Exercise objective:
List each line of the data that holds the word "Momentâneo".

Supplied material:
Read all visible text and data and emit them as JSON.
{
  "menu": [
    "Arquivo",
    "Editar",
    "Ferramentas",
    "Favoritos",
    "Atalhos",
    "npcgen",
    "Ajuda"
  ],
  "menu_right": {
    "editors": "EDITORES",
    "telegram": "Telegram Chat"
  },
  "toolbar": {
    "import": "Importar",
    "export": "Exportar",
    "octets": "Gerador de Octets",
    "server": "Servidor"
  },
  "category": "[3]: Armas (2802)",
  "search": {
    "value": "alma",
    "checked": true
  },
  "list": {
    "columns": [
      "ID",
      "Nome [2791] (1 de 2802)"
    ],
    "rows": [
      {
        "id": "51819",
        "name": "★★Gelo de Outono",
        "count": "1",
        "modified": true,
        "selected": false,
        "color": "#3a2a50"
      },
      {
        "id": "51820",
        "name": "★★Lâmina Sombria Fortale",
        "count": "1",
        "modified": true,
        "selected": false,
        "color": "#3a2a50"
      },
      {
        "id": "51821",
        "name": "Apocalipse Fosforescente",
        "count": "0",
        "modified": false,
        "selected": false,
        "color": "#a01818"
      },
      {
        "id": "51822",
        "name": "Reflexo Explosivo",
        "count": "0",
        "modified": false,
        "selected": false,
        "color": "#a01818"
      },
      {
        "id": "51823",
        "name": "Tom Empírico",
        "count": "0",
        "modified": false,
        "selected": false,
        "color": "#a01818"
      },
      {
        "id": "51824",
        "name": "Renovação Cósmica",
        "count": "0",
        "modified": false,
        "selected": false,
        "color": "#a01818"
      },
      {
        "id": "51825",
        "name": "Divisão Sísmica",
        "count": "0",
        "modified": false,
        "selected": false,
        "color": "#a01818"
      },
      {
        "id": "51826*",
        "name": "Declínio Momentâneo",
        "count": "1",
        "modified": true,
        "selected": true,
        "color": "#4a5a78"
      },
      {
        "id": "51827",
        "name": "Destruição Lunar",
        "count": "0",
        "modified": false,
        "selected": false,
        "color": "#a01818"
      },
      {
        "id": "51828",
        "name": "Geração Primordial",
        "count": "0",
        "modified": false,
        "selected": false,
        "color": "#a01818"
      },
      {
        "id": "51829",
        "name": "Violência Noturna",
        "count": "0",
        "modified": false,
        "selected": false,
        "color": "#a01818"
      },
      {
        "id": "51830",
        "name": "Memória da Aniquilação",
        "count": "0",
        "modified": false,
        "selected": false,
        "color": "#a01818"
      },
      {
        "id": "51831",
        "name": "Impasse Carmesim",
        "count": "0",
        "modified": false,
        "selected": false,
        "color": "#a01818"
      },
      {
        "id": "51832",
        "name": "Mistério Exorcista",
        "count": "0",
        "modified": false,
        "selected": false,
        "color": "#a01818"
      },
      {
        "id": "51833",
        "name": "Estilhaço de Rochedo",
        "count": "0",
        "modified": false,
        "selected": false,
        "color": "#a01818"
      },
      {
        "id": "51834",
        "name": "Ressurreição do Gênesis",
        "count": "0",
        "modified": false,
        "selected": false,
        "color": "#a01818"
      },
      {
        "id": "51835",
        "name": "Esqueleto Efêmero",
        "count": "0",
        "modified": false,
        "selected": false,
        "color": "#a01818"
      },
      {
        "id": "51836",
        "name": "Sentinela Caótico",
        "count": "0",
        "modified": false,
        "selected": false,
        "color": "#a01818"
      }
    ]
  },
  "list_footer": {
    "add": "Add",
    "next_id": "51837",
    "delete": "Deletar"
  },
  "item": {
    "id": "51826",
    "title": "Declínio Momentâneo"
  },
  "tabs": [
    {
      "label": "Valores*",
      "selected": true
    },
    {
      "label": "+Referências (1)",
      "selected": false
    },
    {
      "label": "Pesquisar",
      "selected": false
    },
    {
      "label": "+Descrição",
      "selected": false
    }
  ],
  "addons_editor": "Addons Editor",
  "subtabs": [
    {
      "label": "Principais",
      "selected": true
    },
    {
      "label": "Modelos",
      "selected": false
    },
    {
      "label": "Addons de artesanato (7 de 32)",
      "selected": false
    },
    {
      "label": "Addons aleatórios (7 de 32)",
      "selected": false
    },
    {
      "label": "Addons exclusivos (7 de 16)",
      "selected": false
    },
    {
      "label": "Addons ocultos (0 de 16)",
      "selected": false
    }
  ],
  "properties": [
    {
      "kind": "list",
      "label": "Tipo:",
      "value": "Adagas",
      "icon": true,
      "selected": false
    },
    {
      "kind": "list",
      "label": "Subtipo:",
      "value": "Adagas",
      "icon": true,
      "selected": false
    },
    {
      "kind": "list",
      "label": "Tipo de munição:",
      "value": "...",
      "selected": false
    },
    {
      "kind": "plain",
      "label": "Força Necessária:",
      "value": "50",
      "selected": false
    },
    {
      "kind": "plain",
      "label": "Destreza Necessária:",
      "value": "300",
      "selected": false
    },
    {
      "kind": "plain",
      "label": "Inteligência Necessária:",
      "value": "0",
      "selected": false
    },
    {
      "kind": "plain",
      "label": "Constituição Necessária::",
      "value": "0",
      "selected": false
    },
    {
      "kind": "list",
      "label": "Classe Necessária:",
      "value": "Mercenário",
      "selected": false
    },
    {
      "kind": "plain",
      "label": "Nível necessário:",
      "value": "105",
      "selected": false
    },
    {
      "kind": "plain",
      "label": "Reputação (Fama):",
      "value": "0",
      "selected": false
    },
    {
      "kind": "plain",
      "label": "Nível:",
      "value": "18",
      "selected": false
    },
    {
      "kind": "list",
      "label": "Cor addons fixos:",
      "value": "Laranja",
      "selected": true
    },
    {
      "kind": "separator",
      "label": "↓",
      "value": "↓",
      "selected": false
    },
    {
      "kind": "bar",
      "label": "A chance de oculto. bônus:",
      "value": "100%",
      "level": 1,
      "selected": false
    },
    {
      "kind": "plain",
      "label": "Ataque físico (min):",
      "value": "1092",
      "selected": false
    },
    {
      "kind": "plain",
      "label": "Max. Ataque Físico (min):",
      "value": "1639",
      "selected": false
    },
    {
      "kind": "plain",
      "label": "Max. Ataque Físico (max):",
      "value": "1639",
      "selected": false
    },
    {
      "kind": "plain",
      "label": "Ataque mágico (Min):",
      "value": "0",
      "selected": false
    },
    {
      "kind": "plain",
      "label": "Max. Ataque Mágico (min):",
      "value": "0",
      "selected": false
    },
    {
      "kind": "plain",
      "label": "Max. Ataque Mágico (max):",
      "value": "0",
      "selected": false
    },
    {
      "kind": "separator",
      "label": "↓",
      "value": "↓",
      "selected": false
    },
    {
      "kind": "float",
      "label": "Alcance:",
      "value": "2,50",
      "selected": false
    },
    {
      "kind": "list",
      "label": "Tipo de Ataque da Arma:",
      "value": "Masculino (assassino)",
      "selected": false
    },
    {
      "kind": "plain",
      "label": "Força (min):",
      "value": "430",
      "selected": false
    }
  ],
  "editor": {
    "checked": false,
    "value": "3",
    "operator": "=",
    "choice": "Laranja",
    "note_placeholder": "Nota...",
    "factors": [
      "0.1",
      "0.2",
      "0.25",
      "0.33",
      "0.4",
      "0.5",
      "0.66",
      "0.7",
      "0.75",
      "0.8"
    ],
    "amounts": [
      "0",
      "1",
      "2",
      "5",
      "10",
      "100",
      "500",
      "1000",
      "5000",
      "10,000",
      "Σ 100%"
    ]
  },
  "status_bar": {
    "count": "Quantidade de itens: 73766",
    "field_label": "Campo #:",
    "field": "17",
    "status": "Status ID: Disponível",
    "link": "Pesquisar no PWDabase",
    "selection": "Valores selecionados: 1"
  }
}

The result:
        "name": "Declínio Momentâneo",
    "title": "Declínio Momentâneo"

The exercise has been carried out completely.